Written instruction —
Repeat each entry as written, dropping any picture you find.

Dataset records —
=====

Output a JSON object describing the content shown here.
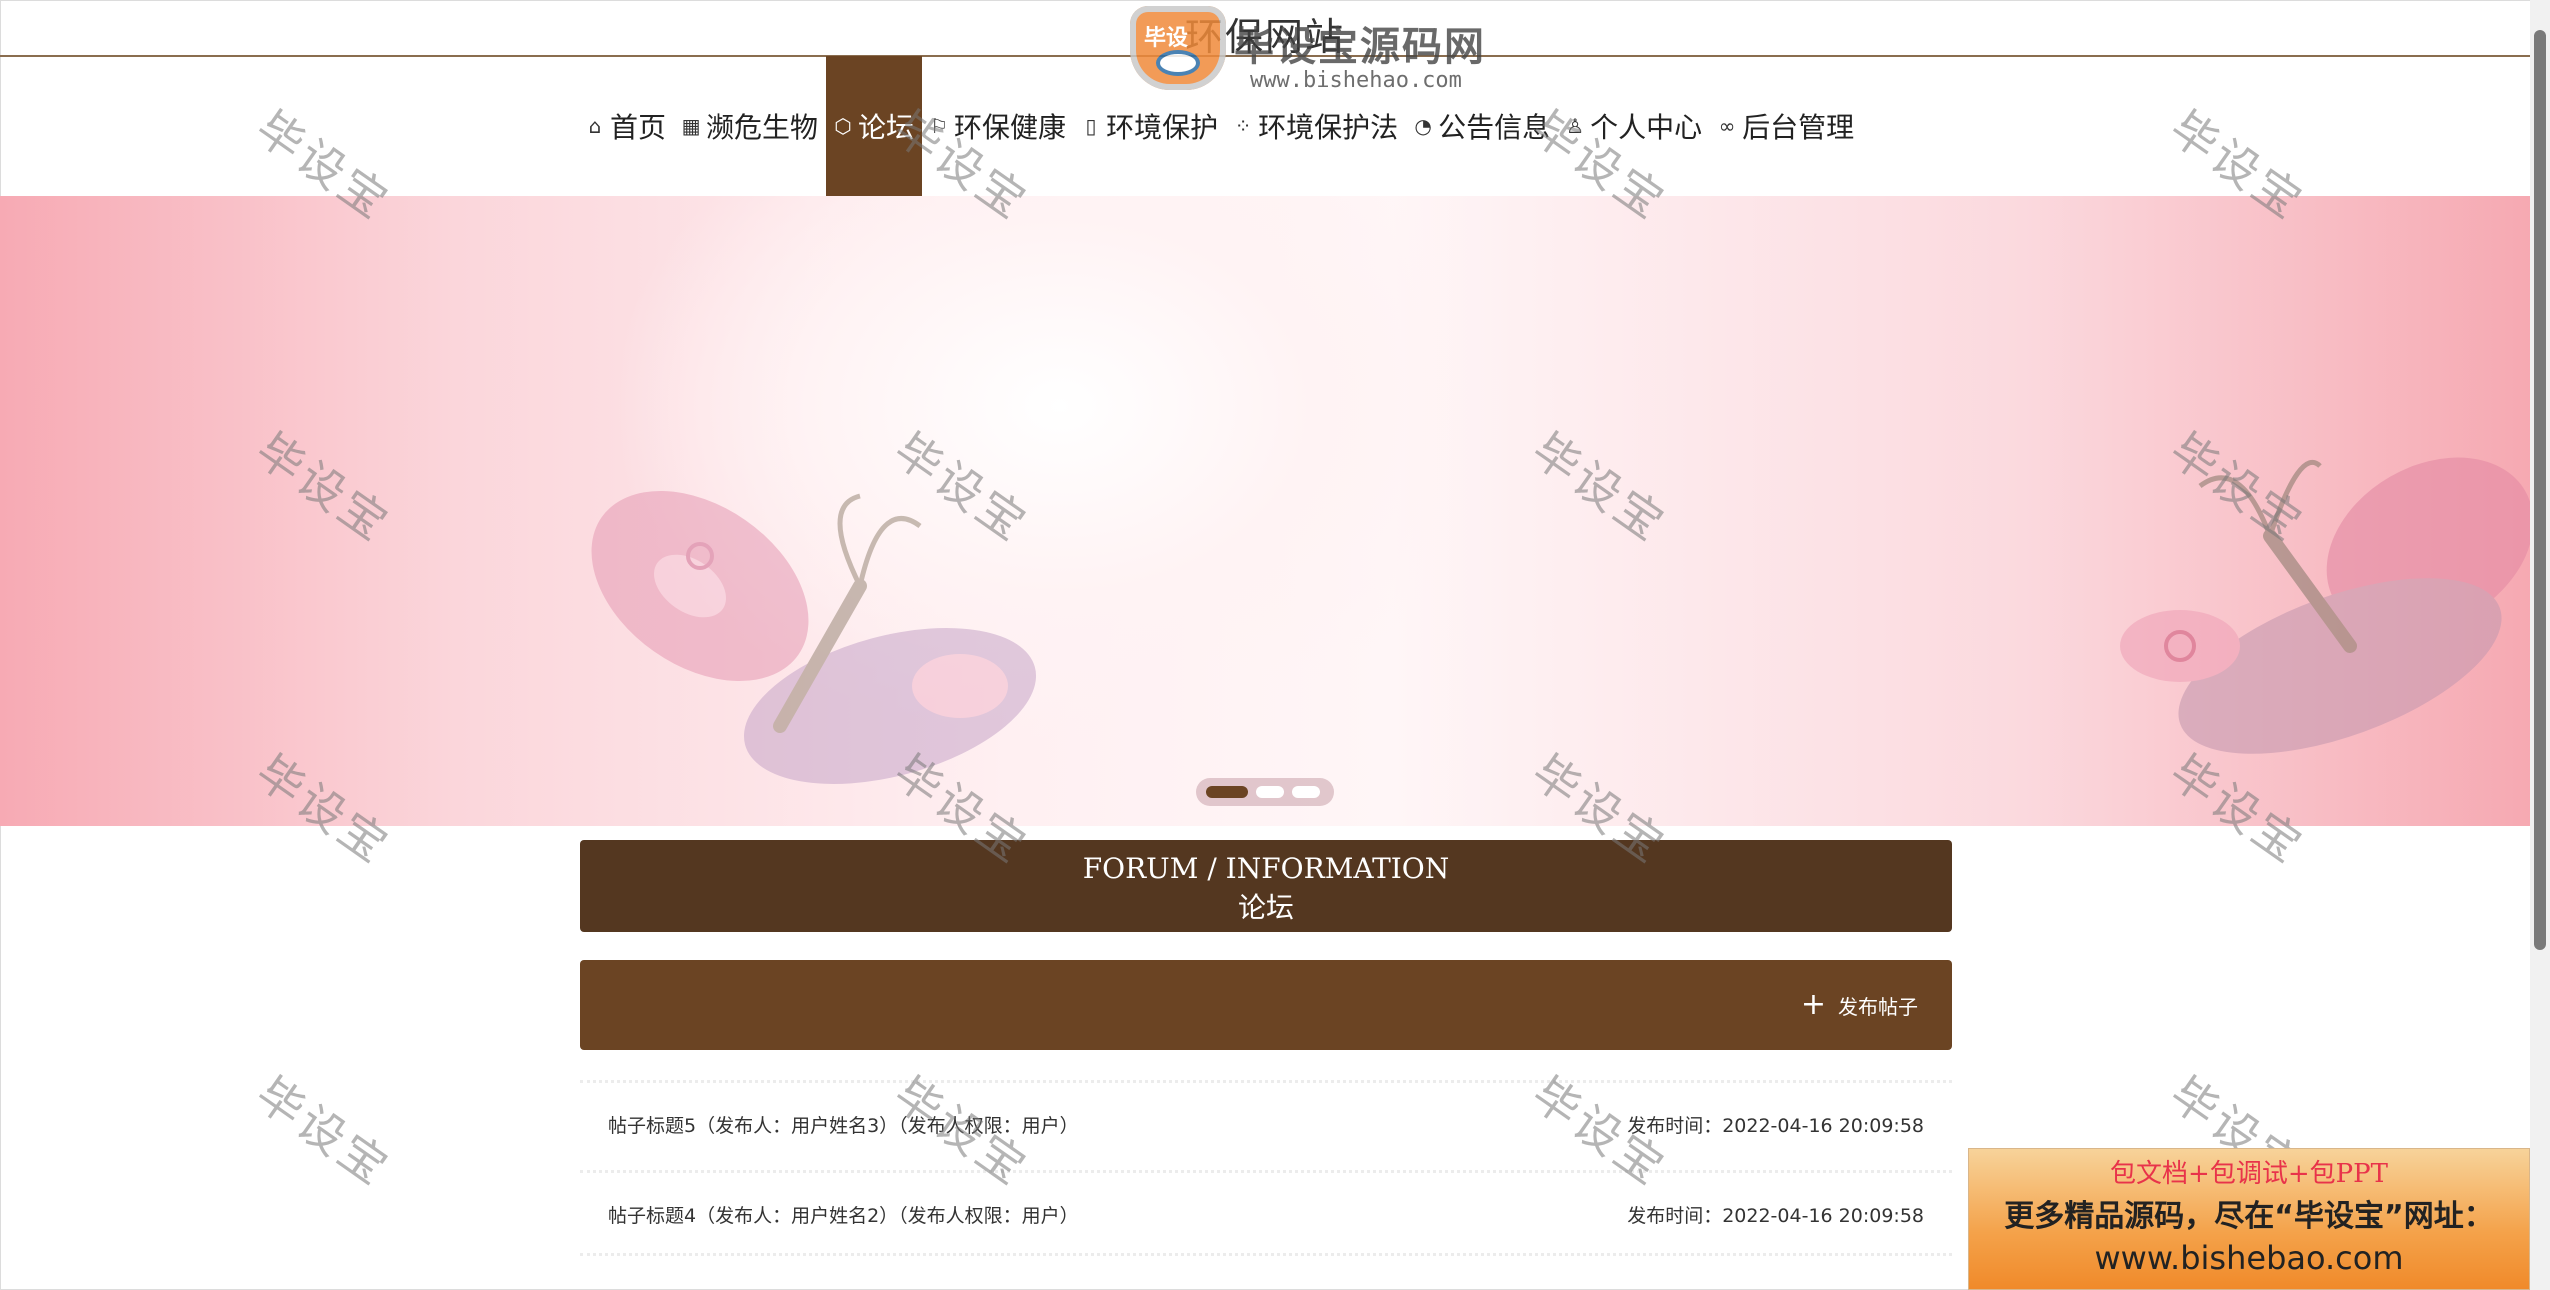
{
  "header": {
    "site_title": "环保网站"
  },
  "logo": {
    "badge_text": "毕设",
    "name": "毕设宝源码网",
    "url": "www.bishehao.com"
  },
  "nav": {
    "items": [
      {
        "label": "首页",
        "icon": "home-icon"
      },
      {
        "label": "濒危生物",
        "icon": "grid-icon"
      },
      {
        "label": "论坛",
        "icon": "cube-icon",
        "active": true
      },
      {
        "label": "环保健康",
        "icon": "flag-icon"
      },
      {
        "label": "环境保护",
        "icon": "note-icon"
      },
      {
        "label": "环境保护法",
        "icon": "apps-icon"
      },
      {
        "label": "公告信息",
        "icon": "palette-icon"
      },
      {
        "label": "个人中心",
        "icon": "user-icon"
      },
      {
        "label": "后台管理",
        "icon": "link-icon"
      }
    ]
  },
  "section": {
    "title_en": "FORUM / INFORMATION",
    "title_cn": "论坛"
  },
  "actions": {
    "publish_label": "发布帖子"
  },
  "posts": [
    {
      "title": "帖子标题5（发布人：用户姓名3）（发布人权限：用户）",
      "time": "发布时间：2022-04-16 20:09:58"
    },
    {
      "title": "帖子标题4（发布人：用户姓名2）（发布人权限：用户）",
      "time": "发布时间：2022-04-16 20:09:58"
    }
  ],
  "watermark": {
    "text": "毕设宝"
  },
  "ad": {
    "line1": "包文档+包调试+包PPT",
    "line2": "更多精品源码，尽在“毕设宝”网址：",
    "line3": "www.bishebao.com"
  },
  "colors": {
    "primary": "#6b4423",
    "dark": "#543720",
    "banner_pink": "#f7aab4"
  }
}
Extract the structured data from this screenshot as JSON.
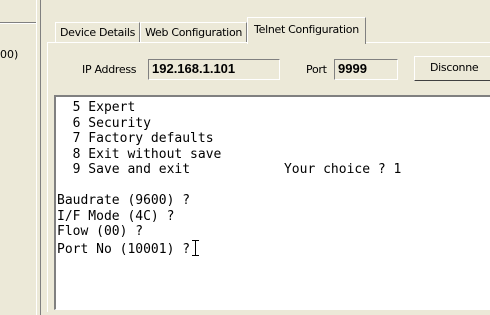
{
  "left_pane": {
    "fragment": "00)"
  },
  "tabs": [
    {
      "label": "Device Details",
      "active": false
    },
    {
      "label": "Web Configuration",
      "active": false
    },
    {
      "label": "Telnet Configuration",
      "active": true
    }
  ],
  "connection": {
    "ip_label": "IP Address",
    "ip_value": "192.168.1.101",
    "port_label": "Port",
    "port_value": "9999",
    "disconnect_label": "Disconne"
  },
  "terminal": {
    "lines": [
      "  5 Expert",
      "  6 Security",
      "  7 Factory defaults",
      "  8 Exit without save",
      "  9 Save and exit            Your choice ? 1",
      "",
      "Baudrate (9600) ?",
      "I/F Mode (4C) ?",
      "Flow (00) ?",
      "Port No (10001) ?"
    ]
  }
}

=====

Answer to the task —
Output a JSON object describing the content shown here.
{
  "header": {
    "site_title": "环保网站"
  },
  "logo": {
    "badge_text": "毕设",
    "name": "毕设宝源码网",
    "url": "www.bishehao.com"
  },
  "nav": {
    "items": [
      {
        "label": "首页",
        "icon": "home-icon"
      },
      {
        "label": "濒危生物",
        "icon": "grid-icon"
      },
      {
        "label": "论坛",
        "icon": "cube-icon",
        "active": true
      },
      {
        "label": "环保健康",
        "icon": "flag-icon"
      },
      {
        "label": "环境保护",
        "icon": "note-icon"
      },
      {
        "label": "环境保护法",
        "icon": "apps-icon"
      },
      {
        "label": "公告信息",
        "icon": "palette-icon"
      },
      {
        "label": "个人中心",
        "icon": "user-icon"
      },
      {
        "label": "后台管理",
        "icon": "link-icon"
      }
    ]
  },
  "section": {
    "title_en": "FORUM / INFORMATION",
    "title_cn": "论坛"
  },
  "actions": {
    "publish_label": "发布帖子"
  },
  "posts": [
    {
      "title": "帖子标题5（发布人：用户姓名3）（发布人权限：用户）",
      "time": "发布时间：2022-04-16 20:09:58"
    },
    {
      "title": "帖子标题4（发布人：用户姓名2）（发布人权限：用户）",
      "time": "发布时间：2022-04-16 20:09:58"
    }
  ],
  "watermark": {
    "text": "毕设宝"
  },
  "ad": {
    "line1": "包文档+包调试+包PPT",
    "line2": "更多精品源码，尽在“毕设宝”网址：",
    "line3": "www.bishebao.com"
  },
  "colors": {
    "primary": "#6b4423",
    "dark": "#543720",
    "banner_pink": "#f7aab4"
  }
}
Extract the structured data from this screenshot as JSON.
{
  "left_pane": {
    "fragment": "00)"
  },
  "tabs": [
    {
      "label": "Device Details",
      "active": false
    },
    {
      "label": "Web Configuration",
      "active": false
    },
    {
      "label": "Telnet Configuration",
      "active": true
    }
  ],
  "connection": {
    "ip_label": "IP Address",
    "ip_value": "192.168.1.101",
    "port_label": "Port",
    "port_value": "9999",
    "disconnect_label": "Disconne"
  },
  "terminal": {
    "lines": [
      "  5 Expert",
      "  6 Security",
      "  7 Factory defaults",
      "  8 Exit without save",
      "  9 Save and exit            Your choice ? 1",
      "",
      "Baudrate (9600) ?",
      "I/F Mode (4C) ?",
      "Flow (00) ?",
      "Port No (10001) ?"
    ]
  }
}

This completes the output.